▶ [RECORDS PROVIDED]
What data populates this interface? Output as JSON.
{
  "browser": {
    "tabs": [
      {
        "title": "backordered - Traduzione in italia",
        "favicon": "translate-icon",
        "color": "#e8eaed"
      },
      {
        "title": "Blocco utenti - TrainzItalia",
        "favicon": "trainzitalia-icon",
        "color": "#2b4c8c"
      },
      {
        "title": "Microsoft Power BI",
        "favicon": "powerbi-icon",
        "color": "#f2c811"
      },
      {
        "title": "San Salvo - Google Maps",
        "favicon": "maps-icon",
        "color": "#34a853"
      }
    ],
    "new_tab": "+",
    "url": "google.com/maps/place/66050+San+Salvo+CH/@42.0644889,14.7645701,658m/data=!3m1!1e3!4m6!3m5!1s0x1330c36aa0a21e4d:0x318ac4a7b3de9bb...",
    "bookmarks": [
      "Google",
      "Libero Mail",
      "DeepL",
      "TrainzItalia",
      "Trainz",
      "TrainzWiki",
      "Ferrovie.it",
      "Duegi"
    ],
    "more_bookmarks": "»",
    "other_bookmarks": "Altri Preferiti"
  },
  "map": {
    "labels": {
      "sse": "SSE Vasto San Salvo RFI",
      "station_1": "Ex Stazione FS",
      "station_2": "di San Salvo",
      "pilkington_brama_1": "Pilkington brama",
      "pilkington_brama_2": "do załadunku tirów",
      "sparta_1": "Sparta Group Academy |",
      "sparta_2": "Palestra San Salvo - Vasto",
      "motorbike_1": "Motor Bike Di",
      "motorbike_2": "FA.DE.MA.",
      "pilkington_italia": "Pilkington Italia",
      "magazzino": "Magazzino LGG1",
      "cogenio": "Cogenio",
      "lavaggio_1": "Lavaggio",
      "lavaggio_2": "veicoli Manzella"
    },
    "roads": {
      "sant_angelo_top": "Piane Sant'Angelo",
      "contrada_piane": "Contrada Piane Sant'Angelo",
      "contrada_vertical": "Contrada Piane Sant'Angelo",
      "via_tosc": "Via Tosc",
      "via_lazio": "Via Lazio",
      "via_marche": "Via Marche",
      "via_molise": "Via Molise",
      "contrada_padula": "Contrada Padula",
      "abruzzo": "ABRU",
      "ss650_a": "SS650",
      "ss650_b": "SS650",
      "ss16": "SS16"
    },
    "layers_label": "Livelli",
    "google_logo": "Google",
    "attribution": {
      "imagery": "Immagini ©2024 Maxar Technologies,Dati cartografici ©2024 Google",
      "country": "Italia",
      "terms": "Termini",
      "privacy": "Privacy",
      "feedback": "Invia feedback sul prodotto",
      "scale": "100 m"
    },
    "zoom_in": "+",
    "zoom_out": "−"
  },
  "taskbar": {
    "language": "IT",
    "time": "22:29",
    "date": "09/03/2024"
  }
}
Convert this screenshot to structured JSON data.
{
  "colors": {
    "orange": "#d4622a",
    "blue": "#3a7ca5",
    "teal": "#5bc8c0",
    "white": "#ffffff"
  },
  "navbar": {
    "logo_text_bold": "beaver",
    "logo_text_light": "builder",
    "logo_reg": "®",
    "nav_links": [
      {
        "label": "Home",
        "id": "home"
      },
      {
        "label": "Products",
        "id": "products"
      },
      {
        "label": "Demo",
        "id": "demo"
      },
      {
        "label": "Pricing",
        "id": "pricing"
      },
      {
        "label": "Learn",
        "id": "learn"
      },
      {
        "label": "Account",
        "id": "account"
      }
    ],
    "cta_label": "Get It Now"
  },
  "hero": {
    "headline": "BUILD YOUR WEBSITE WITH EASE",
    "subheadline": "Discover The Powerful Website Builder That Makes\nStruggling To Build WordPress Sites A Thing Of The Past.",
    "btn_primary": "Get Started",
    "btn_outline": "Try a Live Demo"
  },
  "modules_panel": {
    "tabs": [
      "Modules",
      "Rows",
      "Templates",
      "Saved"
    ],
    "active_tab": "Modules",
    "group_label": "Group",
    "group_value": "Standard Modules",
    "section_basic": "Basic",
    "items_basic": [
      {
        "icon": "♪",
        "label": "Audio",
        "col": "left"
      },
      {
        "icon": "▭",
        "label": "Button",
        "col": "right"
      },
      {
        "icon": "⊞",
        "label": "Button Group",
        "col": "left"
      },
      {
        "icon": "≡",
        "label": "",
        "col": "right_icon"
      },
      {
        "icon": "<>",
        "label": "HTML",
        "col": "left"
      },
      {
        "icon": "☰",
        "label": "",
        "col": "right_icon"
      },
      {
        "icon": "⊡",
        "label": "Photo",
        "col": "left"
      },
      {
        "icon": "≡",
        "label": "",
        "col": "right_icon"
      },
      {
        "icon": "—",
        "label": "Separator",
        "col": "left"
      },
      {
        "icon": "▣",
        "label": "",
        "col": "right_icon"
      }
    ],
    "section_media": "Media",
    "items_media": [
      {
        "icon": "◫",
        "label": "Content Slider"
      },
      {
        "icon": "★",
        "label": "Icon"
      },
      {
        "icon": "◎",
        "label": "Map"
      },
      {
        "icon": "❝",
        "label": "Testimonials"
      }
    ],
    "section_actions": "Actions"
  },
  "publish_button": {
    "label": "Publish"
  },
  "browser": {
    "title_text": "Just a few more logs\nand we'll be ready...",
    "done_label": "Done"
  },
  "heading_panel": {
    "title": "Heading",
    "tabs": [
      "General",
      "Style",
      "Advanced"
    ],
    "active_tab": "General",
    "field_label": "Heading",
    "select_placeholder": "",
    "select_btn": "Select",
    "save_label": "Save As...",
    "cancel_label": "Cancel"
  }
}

▶ [REQUIRED WORK] Restate every line of the data word for word.

▶ [RESULT FOR THIS TASK]
What data populates this interface? Output as JSON.
{
  "browser": {
    "tabs": [
      {
        "title": "backordered - Traduzione in italia",
        "favicon": "translate-icon",
        "color": "#e8eaed"
      },
      {
        "title": "Blocco utenti - TrainzItalia",
        "favicon": "trainzitalia-icon",
        "color": "#2b4c8c"
      },
      {
        "title": "Microsoft Power BI",
        "favicon": "powerbi-icon",
        "color": "#f2c811"
      },
      {
        "title": "San Salvo - Google Maps",
        "favicon": "maps-icon",
        "color": "#34a853"
      }
    ],
    "new_tab": "+",
    "url": "google.com/maps/place/66050+San+Salvo+CH/@42.0644889,14.7645701,658m/data=!3m1!1e3!4m6!3m5!1s0x1330c36aa0a21e4d:0x318ac4a7b3de9bb...",
    "bookmarks": [
      "Google",
      "Libero Mail",
      "DeepL",
      "TrainzItalia",
      "Trainz",
      "TrainzWiki",
      "Ferrovie.it",
      "Duegi"
    ],
    "more_bookmarks": "»",
    "other_bookmarks": "Altri Preferiti"
  },
  "map": {
    "labels": {
      "sse": "SSE Vasto San Salvo RFI",
      "station_1": "Ex Stazione FS",
      "station_2": "di San Salvo",
      "pilkington_brama_1": "Pilkington brama",
      "pilkington_brama_2": "do załadunku tirów",
      "sparta_1": "Sparta Group Academy |",
      "sparta_2": "Palestra San Salvo - Vasto",
      "motorbike_1": "Motor Bike Di",
      "motorbike_2": "FA.DE.MA.",
      "pilkington_italia": "Pilkington Italia",
      "magazzino": "Magazzino LGG1",
      "cogenio": "Cogenio",
      "lavaggio_1": "Lavaggio",
      "lavaggio_2": "veicoli Manzella"
    },
    "roads": {
      "sant_angelo_top": "Piane Sant'Angelo",
      "contrada_piane": "Contrada Piane Sant'Angelo",
      "contrada_vertical": "Contrada Piane Sant'Angelo",
      "via_tosc": "Via Tosc",
      "via_lazio": "Via Lazio",
      "via_marche": "Via Marche",
      "via_molise": "Via Molise",
      "contrada_padula": "Contrada Padula",
      "abruzzo": "ABRU",
      "ss650_a": "SS650",
      "ss650_b": "SS650",
      "ss16": "SS16"
    },
    "layers_label": "Livelli",
    "google_logo": "Google",
    "attribution": {
      "imagery": "Immagini ©2024 Maxar Technologies,Dati cartografici ©2024 Google",
      "country": "Italia",
      "terms": "Termini",
      "privacy": "Privacy",
      "feedback": "Invia feedback sul prodotto",
      "scale": "100 m"
    },
    "zoom_in": "+",
    "zoom_out": "−"
  },
  "taskbar": {
    "language": "IT",
    "time": "22:29",
    "date": "09/03/2024"
  }
}
Convert this screenshot to structured JSON data.
{
  "colors": {
    "orange": "#d4622a",
    "blue": "#3a7ca5",
    "teal": "#5bc8c0",
    "white": "#ffffff"
  },
  "navbar": {
    "logo_text_bold": "beaver",
    "logo_text_light": "builder",
    "logo_reg": "®",
    "nav_links": [
      {
        "label": "Home",
        "id": "home"
      },
      {
        "label": "Products",
        "id": "products"
      },
      {
        "label": "Demo",
        "id": "demo"
      },
      {
        "label": "Pricing",
        "id": "pricing"
      },
      {
        "label": "Learn",
        "id": "learn"
      },
      {
        "label": "Account",
        "id": "account"
      }
    ],
    "cta_label": "Get It Now"
  },
  "hero": {
    "headline": "BUILD YOUR WEBSITE WITH EASE",
    "subheadline": "Discover The Powerful Website Builder That Makes\nStruggling To Build WordPress Sites A Thing Of The Past.",
    "btn_primary": "Get Started",
    "btn_outline": "Try a Live Demo"
  },
  "modules_panel": {
    "tabs": [
      "Modules",
      "Rows",
      "Templates",
      "Saved"
    ],
    "active_tab": "Modules",
    "group_label": "Group",
    "group_value": "Standard Modules",
    "section_basic": "Basic",
    "items_basic": [
      {
        "icon": "♪",
        "label": "Audio",
        "col": "left"
      },
      {
        "icon": "▭",
        "label": "Button",
        "col": "right"
      },
      {
        "icon": "⊞",
        "label": "Button Group",
        "col": "left"
      },
      {
        "icon": "≡",
        "label": "",
        "col": "right_icon"
      },
      {
        "icon": "<>",
        "label": "HTML",
        "col": "left"
      },
      {
        "icon": "☰",
        "label": "",
        "col": "right_icon"
      },
      {
        "icon": "⊡",
        "label": "Photo",
        "col": "left"
      },
      {
        "icon": "≡",
        "label": "",
        "col": "right_icon"
      },
      {
        "icon": "—",
        "label": "Separator",
        "col": "left"
      },
      {
        "icon": "▣",
        "label": "",
        "col": "right_icon"
      }
    ],
    "section_media": "Media",
    "items_media": [
      {
        "icon": "◫",
        "label": "Content Slider"
      },
      {
        "icon": "★",
        "label": "Icon"
      },
      {
        "icon": "◎",
        "label": "Map"
      },
      {
        "icon": "❝",
        "label": "Testimonials"
      }
    ],
    "section_actions": "Actions"
  },
  "publish_button": {
    "label": "Publish"
  },
  "browser": {
    "title_text": "Just a few more logs\nand we'll be ready...",
    "done_label": "Done"
  },
  "heading_panel": {
    "title": "Heading",
    "tabs": [
      "General",
      "Style",
      "Advanced"
    ],
    "active_tab": "General",
    "field_label": "Heading",
    "select_placeholder": "",
    "select_btn": "Select",
    "save_label": "Save As...",
    "cancel_label": "Cancel"
  }
}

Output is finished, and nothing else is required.